### Problem details
Find every line in the records that holds the string "highlight". Copy each one.
********
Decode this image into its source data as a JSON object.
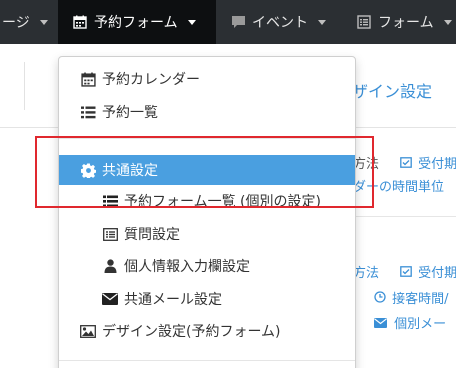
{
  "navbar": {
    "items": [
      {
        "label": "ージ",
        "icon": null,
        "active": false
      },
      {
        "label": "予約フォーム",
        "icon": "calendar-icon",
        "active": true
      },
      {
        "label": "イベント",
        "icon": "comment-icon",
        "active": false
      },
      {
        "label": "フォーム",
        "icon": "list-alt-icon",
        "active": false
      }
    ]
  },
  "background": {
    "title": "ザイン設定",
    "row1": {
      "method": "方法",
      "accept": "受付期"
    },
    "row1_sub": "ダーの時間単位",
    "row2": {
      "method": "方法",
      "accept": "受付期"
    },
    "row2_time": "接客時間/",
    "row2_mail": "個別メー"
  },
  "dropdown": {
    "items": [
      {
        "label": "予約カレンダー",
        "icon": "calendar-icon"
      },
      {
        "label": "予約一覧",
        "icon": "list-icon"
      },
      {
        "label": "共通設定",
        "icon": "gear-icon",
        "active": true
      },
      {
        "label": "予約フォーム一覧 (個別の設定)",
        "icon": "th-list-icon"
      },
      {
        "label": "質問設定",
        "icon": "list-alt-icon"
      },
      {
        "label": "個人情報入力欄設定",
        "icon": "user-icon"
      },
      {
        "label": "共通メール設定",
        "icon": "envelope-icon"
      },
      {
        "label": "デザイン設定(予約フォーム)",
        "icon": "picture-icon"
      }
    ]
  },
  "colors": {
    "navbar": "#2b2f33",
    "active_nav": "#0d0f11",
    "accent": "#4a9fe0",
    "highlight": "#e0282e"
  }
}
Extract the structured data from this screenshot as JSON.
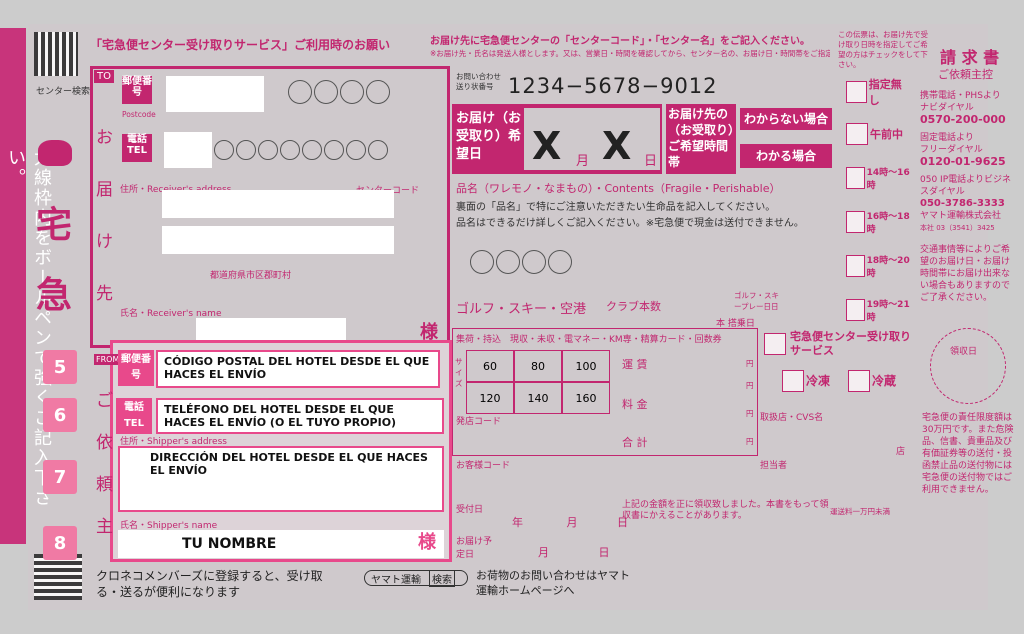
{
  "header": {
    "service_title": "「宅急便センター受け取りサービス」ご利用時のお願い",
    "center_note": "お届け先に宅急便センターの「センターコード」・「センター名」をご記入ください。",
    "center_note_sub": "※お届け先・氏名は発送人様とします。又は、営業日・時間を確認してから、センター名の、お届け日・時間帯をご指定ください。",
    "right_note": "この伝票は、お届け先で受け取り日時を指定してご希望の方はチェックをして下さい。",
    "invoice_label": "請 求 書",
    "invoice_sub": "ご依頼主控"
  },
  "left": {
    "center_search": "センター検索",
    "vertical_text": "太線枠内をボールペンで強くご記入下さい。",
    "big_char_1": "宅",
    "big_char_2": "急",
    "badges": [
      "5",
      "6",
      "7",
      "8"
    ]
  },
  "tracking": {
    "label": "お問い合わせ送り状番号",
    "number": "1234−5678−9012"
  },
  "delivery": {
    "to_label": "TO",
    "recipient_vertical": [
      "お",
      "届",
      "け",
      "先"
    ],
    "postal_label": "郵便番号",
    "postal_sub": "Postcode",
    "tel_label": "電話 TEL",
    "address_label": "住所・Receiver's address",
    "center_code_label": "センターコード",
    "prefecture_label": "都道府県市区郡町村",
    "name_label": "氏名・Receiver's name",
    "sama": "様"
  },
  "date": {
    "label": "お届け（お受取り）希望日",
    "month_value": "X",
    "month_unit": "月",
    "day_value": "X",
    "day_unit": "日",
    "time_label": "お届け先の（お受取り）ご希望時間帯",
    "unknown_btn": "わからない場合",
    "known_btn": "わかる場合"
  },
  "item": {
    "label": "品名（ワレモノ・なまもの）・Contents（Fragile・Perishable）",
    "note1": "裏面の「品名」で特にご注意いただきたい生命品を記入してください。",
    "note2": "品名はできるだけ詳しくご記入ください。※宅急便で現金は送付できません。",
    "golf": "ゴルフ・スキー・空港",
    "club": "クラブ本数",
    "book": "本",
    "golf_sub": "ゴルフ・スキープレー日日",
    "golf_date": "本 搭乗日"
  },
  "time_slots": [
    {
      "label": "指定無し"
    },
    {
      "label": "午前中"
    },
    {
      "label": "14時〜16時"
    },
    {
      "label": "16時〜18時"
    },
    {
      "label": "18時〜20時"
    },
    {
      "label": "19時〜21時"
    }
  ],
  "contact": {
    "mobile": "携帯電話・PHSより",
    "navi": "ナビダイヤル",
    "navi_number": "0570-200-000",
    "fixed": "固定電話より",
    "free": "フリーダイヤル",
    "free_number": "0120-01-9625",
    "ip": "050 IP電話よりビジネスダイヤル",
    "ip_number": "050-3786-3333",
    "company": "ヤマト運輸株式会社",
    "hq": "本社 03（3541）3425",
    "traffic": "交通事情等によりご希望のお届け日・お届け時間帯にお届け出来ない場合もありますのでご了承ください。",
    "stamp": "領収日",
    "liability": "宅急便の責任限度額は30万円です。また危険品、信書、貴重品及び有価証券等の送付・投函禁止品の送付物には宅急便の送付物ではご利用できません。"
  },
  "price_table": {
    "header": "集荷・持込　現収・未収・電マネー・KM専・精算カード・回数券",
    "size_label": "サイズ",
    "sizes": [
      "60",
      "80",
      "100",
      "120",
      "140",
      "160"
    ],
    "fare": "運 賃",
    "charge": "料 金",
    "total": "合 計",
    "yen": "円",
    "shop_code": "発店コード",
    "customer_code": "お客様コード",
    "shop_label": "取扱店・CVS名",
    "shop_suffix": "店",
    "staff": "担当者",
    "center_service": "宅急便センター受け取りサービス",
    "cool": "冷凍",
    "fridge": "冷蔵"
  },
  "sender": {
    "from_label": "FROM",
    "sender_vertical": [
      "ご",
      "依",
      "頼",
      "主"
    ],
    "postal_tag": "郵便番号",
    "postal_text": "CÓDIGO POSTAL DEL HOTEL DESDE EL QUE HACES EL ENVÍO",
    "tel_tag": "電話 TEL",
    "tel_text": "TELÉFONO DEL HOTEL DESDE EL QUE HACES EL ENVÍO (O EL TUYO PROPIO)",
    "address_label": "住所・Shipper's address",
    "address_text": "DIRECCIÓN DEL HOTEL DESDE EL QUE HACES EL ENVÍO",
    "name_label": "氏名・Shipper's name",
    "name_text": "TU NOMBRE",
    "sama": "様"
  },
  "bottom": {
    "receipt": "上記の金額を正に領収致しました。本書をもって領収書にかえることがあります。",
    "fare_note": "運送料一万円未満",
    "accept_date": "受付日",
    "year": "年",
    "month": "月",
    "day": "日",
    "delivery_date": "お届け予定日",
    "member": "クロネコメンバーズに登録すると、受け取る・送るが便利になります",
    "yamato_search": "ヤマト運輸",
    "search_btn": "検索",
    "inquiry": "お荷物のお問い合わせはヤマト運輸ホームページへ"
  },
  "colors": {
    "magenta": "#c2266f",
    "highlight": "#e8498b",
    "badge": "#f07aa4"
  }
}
********
### Answer to this problem
    "highlight": "#e0282e"
    "highlight": "#e8498b",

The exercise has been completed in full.